### Job
State only how many lines below include the string "page".

[A run of records]
** begin **

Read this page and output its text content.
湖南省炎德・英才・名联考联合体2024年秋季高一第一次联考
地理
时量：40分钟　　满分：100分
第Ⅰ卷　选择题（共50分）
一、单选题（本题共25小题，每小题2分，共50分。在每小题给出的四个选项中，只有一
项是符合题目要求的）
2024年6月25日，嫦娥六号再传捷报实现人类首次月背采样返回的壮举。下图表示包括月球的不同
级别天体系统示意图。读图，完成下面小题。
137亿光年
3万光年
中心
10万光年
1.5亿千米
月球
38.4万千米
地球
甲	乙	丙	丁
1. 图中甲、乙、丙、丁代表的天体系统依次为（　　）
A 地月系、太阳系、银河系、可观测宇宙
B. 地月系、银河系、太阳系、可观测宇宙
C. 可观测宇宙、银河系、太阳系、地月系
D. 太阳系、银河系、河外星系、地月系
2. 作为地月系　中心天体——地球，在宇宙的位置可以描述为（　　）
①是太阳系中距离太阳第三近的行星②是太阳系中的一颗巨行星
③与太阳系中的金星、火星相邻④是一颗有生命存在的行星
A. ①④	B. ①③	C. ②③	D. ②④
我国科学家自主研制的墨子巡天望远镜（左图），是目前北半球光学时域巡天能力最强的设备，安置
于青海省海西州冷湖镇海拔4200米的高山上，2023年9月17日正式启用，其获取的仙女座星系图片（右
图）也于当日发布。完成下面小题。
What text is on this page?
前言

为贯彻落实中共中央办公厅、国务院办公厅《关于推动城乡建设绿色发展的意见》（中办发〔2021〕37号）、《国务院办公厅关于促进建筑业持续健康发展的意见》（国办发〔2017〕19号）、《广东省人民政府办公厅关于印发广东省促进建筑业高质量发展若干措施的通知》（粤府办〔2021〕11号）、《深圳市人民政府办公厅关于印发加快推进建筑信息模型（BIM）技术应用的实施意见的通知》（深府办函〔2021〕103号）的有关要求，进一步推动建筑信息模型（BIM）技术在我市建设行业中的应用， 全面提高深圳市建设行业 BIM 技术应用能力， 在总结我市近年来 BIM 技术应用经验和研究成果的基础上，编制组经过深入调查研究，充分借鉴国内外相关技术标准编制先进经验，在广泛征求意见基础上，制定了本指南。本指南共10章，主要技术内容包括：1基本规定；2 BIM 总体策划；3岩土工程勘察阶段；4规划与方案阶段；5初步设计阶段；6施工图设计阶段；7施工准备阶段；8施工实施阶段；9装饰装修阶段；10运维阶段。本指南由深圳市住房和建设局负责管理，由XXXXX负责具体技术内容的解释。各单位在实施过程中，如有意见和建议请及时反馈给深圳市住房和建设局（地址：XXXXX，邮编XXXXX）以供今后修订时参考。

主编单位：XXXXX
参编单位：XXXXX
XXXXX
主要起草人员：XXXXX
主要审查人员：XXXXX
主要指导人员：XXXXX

** end **

### Exercise result
2